**Gezeigter Textausschnitt**:
Mit Flötist und Feuerwerk

harald-schmidt-litfasssaeule-sat1-hamburg-andres-lehmannAndres Lehmann

Im Vorspann seiner Show wurde Harald Schmidt am Dienstag als „Triple A“ angekündigt. Der Grund: Ab dem 10. Januar läuft „Die Harald Schmidt Show“ gleich drei Mal die Woche. Diese Nachricht dürfte die weltweiten Ratingagenturen vermutlich kalt lassen.

Ob sich der Zuschauer derweil über drei Ausgaben pro Woche freuen kann, darüber lässt sich zumindest streiten.

Die Ausgabe am Dienstag begann mit einem mauen Stand-Up (alle Gagschreiber schon im Urlaub?) und einer sehr langen Talkshow-Runde mit vier Studiogästen.

Zwei männliche Studenten waren recht aufgeweckt und boten Schmidt Paroli. Dieser gab sich erneut locker, aber im Grunde genommen sah der Plan wie folgt aus: Wir stellen fünf rote Jauch-leske Stühle in das Studio 449 und schauen mal, was passiert. Wenig. Und die Wahl zum „Liebling des Monats“ (Karl-Thedor zu Guttenberg…) versandete vollends. Altlast?

(Gesammelte Dateneinträge)
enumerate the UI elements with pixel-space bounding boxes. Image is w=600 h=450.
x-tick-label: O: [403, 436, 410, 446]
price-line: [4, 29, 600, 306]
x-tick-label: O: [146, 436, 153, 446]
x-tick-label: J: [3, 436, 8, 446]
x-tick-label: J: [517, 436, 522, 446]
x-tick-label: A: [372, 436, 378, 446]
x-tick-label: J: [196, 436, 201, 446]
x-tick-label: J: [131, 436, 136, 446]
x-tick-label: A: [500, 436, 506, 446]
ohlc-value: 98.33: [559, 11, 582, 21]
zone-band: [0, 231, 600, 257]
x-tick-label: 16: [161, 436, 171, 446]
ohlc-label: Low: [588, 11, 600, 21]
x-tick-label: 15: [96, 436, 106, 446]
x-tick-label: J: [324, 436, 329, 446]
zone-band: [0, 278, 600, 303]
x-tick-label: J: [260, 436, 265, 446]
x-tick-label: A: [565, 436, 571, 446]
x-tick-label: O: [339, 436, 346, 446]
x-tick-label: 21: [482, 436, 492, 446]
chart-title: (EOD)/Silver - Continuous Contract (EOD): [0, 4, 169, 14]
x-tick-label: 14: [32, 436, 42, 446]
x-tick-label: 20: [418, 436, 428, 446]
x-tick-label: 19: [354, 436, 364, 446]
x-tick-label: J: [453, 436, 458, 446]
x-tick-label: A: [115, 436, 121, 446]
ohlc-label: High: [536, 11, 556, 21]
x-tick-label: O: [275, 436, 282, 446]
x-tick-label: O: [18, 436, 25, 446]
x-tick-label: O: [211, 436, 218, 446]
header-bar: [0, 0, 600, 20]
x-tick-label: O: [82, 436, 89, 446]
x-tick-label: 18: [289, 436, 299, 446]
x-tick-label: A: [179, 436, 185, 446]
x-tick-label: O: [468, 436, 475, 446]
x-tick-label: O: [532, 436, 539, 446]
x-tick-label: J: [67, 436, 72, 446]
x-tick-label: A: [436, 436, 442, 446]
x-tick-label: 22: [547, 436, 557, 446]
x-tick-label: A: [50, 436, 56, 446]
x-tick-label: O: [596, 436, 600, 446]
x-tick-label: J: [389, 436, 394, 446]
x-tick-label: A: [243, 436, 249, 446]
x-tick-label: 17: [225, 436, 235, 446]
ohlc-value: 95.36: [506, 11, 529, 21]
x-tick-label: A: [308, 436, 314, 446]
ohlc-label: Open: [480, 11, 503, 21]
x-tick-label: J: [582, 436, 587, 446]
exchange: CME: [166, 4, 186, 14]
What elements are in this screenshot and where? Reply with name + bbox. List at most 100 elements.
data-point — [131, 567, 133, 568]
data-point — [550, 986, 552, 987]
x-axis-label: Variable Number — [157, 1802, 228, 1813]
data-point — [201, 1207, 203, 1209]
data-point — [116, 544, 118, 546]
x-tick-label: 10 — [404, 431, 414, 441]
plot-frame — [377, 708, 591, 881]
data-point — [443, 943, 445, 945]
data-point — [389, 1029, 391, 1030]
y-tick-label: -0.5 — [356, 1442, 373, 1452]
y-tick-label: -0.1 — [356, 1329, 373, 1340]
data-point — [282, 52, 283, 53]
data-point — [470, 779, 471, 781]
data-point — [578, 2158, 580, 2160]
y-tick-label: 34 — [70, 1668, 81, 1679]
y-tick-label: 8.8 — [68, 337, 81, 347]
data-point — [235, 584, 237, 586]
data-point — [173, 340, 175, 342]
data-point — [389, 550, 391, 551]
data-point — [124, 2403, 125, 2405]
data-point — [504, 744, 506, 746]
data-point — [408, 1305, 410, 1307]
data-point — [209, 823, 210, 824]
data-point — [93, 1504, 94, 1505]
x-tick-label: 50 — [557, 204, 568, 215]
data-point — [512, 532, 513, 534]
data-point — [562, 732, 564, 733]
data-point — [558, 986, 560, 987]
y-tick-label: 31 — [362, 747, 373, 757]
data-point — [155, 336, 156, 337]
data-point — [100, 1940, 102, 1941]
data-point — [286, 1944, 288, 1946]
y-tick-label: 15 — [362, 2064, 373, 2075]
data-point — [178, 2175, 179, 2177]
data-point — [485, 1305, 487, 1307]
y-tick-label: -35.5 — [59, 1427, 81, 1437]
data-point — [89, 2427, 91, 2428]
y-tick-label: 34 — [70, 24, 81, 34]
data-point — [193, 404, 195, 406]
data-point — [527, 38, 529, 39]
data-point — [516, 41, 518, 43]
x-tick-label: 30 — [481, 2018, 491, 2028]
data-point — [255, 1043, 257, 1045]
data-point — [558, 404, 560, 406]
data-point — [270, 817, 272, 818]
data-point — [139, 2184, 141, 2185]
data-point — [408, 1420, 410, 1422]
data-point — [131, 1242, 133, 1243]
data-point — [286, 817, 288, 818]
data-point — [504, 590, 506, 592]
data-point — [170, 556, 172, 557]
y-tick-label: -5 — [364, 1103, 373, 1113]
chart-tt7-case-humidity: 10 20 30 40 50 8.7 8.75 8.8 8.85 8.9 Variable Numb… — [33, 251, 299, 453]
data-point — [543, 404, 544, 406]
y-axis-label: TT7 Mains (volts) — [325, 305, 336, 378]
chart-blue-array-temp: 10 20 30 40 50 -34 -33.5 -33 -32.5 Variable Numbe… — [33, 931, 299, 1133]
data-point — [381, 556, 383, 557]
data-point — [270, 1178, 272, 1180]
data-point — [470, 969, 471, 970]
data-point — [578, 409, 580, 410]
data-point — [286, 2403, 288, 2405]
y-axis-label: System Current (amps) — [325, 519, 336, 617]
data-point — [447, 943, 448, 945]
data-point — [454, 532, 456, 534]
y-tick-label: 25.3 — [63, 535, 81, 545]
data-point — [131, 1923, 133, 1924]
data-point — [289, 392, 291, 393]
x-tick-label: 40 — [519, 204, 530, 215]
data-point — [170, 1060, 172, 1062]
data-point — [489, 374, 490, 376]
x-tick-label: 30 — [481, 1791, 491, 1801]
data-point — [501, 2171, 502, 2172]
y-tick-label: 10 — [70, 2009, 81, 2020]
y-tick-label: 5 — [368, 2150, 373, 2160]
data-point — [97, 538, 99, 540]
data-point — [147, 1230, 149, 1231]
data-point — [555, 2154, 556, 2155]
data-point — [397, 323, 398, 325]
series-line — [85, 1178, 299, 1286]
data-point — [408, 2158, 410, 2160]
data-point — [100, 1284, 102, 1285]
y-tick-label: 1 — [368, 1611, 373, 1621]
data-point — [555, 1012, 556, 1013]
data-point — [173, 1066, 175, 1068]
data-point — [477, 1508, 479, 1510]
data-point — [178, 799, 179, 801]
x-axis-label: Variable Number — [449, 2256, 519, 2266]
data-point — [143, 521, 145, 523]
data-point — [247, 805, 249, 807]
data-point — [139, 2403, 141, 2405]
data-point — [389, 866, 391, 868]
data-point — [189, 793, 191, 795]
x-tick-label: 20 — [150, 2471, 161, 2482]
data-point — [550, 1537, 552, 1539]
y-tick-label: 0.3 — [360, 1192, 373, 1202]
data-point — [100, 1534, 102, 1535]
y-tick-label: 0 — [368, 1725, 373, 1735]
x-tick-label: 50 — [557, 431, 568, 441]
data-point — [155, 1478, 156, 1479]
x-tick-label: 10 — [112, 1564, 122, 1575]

**Ihre Aufgabe**: Schreiben Sie aus dem Text über die Harald Schmidt Show alles von „Mit Flötist und“ bis hinunter zu „vermutlich kalt lassen.“ wortgetreu ab.

**Lösung der Übung**:
Mit Flötist und Feuerwerk

harald-schmidt-litfasssaeule-sat1-hamburg-andres-lehmannAndres Lehmann

Im Vorspann seiner Show wurde Harald Schmidt am Dienstag als „Triple A“ angekündigt. Der Grund: Ab dem 10. Januar läuft „Die Harald Schmidt Show“ gleich drei Mal die Woche. Diese Nachricht dürfte die weltweiten Ratingagenturen vermutlich kalt lassen.